■ **Directions**
**a)** In the comment thread, what chance does Henning Makholm estimate that the rushed project will be able to work once or twice?
**b)** Reproduce the passage of the comment thread between "Geoff* February 19, 2013" and "issue, of course.", inclusive.
**c)** Name every commenter who posts in the comment thread.

Geoff* February 19, 2013 at 12:32 pm All great advice, both from AAM and commentors. However, sometimes this situation can’t be resolved without a job change. If you go quickly from being someone’s peer to being someone’s manager, it’s entirely possible that they’re always going to look on you as a peer. Only a job change will help that situation. I saw the same thing when my wife rapidly ascended during her 20’s, despite following all the advice in this article. After the first job change, it was no longer an issue, of course.
KarenT* February 19, 2013 at 3:47 pm This actually reminds me a lot of this AAM post (where I may or may not have been the OP ;) https://www.askamanager.org/2012/07/managing-a-team-that-resents-you.html
Henning Makholm* February 19, 2013 at 4:23 pm I’m a bit worried about this: For instance, if you assign a project that you need by Friday and encounter resistance, you might say, “Thanks for that input. I do need you to do this by Friday, but I appreciate hearing your point of view.” My response might well be that yes, I’ll do everything I can to make something that at least outwardly resembles that project exist on Friday, and I even estimate a 30% chance that it will be able to work once or twice, but there’s no way it will implement the entire spec, and it will probably tend to break down violently if you look at it funnily during the demo — not to mention it being an unmaintainable mess in general — so if you’re going to make it an order for it to exist as specced on Friday, meaning that I’ll be fired when it doesn’t, then you’re effectively firing me now, and intelligent self-interest would force me to spend some time updating my resume that could otherwise have been used to reach that 30% chance of working, so please don’t do that. Some things simply can’t be made to happen just because a manager decides they must.

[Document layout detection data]
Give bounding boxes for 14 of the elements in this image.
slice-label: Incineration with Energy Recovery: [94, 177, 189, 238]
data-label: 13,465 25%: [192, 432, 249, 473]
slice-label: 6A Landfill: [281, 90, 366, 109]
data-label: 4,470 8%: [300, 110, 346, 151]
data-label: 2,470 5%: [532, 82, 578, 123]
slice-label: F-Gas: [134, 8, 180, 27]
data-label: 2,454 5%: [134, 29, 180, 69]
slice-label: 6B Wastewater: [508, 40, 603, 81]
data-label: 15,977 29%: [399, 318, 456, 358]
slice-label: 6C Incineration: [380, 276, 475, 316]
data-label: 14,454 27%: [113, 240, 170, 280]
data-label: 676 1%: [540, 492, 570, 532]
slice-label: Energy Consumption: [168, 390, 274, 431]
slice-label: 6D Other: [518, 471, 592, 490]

■ **Numbered responses**
**a)** 30%

**b)**
Geoff* February 19, 2013 at 12:32 pm All great advice, both from AAM and commentors. However, sometimes this situation can’t be resolved without a job change. If you go quickly from being someone’s peer to being someone’s manager, it’s entirely possible that they’re always going to look on you as a peer. Only a job change will help that situation. I saw the same thing when my wife rapidly ascended during her 20’s, despite following all the advice in this article. After the first job change, it was no longer an issue, of course.

**c)** Geoff, KarenT, Henning Makholm